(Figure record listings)
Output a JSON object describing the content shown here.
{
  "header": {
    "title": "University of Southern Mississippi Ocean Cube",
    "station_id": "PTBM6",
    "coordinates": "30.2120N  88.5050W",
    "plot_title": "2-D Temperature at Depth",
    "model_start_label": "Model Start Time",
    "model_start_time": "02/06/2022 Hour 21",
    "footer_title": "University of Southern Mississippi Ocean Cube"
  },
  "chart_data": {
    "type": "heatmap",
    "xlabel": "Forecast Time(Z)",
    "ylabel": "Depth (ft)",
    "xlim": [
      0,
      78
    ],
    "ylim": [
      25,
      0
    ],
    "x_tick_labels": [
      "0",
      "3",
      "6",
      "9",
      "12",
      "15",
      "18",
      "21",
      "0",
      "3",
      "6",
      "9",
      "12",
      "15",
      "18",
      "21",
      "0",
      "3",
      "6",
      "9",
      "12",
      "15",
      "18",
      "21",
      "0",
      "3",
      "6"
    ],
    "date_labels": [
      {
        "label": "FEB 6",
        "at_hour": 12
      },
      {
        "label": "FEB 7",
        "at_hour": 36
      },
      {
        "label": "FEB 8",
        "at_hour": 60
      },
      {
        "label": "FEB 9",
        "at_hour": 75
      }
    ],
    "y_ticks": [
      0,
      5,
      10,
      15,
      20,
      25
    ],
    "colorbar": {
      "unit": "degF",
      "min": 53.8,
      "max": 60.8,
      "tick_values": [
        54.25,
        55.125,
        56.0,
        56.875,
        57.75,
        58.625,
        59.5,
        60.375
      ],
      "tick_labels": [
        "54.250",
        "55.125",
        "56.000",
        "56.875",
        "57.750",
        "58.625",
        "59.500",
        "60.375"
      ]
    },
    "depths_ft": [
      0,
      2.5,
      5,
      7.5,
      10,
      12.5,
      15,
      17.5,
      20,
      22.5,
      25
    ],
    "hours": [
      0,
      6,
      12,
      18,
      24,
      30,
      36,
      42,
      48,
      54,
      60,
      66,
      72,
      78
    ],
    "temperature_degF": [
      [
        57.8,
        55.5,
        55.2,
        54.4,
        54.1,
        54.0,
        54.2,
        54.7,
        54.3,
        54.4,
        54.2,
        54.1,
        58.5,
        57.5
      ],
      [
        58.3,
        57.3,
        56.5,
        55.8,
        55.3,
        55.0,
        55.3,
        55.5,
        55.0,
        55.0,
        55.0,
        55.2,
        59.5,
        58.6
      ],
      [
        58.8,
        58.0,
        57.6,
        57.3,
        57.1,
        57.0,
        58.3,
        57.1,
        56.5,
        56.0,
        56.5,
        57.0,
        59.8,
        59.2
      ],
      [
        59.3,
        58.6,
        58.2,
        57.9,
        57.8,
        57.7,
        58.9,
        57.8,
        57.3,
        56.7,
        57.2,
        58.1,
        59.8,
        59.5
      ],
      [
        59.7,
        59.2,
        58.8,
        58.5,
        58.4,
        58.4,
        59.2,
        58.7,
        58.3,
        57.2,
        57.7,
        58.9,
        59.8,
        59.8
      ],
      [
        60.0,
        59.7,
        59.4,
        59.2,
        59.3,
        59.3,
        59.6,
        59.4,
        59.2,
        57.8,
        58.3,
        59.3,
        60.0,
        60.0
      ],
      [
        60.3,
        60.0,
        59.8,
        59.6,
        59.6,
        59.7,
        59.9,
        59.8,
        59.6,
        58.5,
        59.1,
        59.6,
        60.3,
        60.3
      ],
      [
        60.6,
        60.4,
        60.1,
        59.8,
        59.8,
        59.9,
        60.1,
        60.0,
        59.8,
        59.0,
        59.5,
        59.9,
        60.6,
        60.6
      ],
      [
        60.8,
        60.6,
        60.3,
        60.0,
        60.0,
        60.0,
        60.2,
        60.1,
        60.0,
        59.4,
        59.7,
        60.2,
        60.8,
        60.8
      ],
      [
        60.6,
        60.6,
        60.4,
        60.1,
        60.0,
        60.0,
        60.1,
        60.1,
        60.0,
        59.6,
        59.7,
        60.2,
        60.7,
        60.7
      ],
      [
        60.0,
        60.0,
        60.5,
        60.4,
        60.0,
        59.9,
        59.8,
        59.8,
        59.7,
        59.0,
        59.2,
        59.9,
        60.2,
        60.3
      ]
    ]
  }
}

■ **Directions**
Extract, word for word, each line of the listing above.

■ **The output**
Output a JSON object describing the content shown here.
{
  "header": {
    "title": "University of Southern Mississippi Ocean Cube",
    "station_id": "PTBM6",
    "coordinates": "30.2120N  88.5050W",
    "plot_title": "2-D Temperature at Depth",
    "model_start_label": "Model Start Time",
    "model_start_time": "02/06/2022 Hour 21",
    "footer_title": "University of Southern Mississippi Ocean Cube"
  },
  "chart_data": {
    "type": "heatmap",
    "xlabel": "Forecast Time(Z)",
    "ylabel": "Depth (ft)",
    "xlim": [
      0,
      78
    ],
    "ylim": [
      25,
      0
    ],
    "x_tick_labels": [
      "0",
      "3",
      "6",
      "9",
      "12",
      "15",
      "18",
      "21",
      "0",
      "3",
      "6",
      "9",
      "12",
      "15",
      "18",
      "21",
      "0",
      "3",
      "6",
      "9",
      "12",
      "15",
      "18",
      "21",
      "0",
      "3",
      "6"
    ],
    "date_labels": [
      {
        "label": "FEB 6",
        "at_hour": 12
      },
      {
        "label": "FEB 7",
        "at_hour": 36
      },
      {
        "label": "FEB 8",
        "at_hour": 60
      },
      {
        "label": "FEB 9",
        "at_hour": 75
      }
    ],
    "y_ticks": [
      0,
      5,
      10,
      15,
      20,
      25
    ],
    "colorbar": {
      "unit": "degF",
      "min": 53.8,
      "max": 60.8,
      "tick_values": [
        54.25,
        55.125,
        56.0,
        56.875,
        57.75,
        58.625,
        59.5,
        60.375
      ],
      "tick_labels": [
        "54.250",
        "55.125",
        "56.000",
        "56.875",
        "57.750",
        "58.625",
        "59.500",
        "60.375"
      ]
    },
    "depths_ft": [
      0,
      2.5,
      5,
      7.5,
      10,
      12.5,
      15,
      17.5,
      20,
      22.5,
      25
    ],
    "hours": [
      0,
      6,
      12,
      18,
      24,
      30,
      36,
      42,
      48,
      54,
      60,
      66,
      72,
      78
    ],
    "temperature_degF": [
      [
        57.8,
        55.5,
        55.2,
        54.4,
        54.1,
        54.0,
        54.2,
        54.7,
        54.3,
        54.4,
        54.2,
        54.1,
        58.5,
        57.5
      ],
      [
        58.3,
        57.3,
        56.5,
        55.8,
        55.3,
        55.0,
        55.3,
        55.5,
        55.0,
        55.0,
        55.0,
        55.2,
        59.5,
        58.6
      ],
      [
        58.8,
        58.0,
        57.6,
        57.3,
        57.1,
        57.0,
        58.3,
        57.1,
        56.5,
        56.0,
        56.5,
        57.0,
        59.8,
        59.2
      ],
      [
        59.3,
        58.6,
        58.2,
        57.9,
        57.8,
        57.7,
        58.9,
        57.8,
        57.3,
        56.7,
        57.2,
        58.1,
        59.8,
        59.5
      ],
      [
        59.7,
        59.2,
        58.8,
        58.5,
        58.4,
        58.4,
        59.2,
        58.7,
        58.3,
        57.2,
        57.7,
        58.9,
        59.8,
        59.8
      ],
      [
        60.0,
        59.7,
        59.4,
        59.2,
        59.3,
        59.3,
        59.6,
        59.4,
        59.2,
        57.8,
        58.3,
        59.3,
        60.0,
        60.0
      ],
      [
        60.3,
        60.0,
        59.8,
        59.6,
        59.6,
        59.7,
        59.9,
        59.8,
        59.6,
        58.5,
        59.1,
        59.6,
        60.3,
        60.3
      ],
      [
        60.6,
        60.4,
        60.1,
        59.8,
        59.8,
        59.9,
        60.1,
        60.0,
        59.8,
        59.0,
        59.5,
        59.9,
        60.6,
        60.6
      ],
      [
        60.8,
        60.6,
        60.3,
        60.0,
        60.0,
        60.0,
        60.2,
        60.1,
        60.0,
        59.4,
        59.7,
        60.2,
        60.8,
        60.8
      ],
      [
        60.6,
        60.6,
        60.4,
        60.1,
        60.0,
        60.0,
        60.1,
        60.1,
        60.0,
        59.6,
        59.7,
        60.2,
        60.7,
        60.7
      ],
      [
        60.0,
        60.0,
        60.5,
        60.4,
        60.0,
        59.9,
        59.8,
        59.8,
        59.7,
        59.0,
        59.2,
        59.9,
        60.2,
        60.3
      ]
    ]
  }
}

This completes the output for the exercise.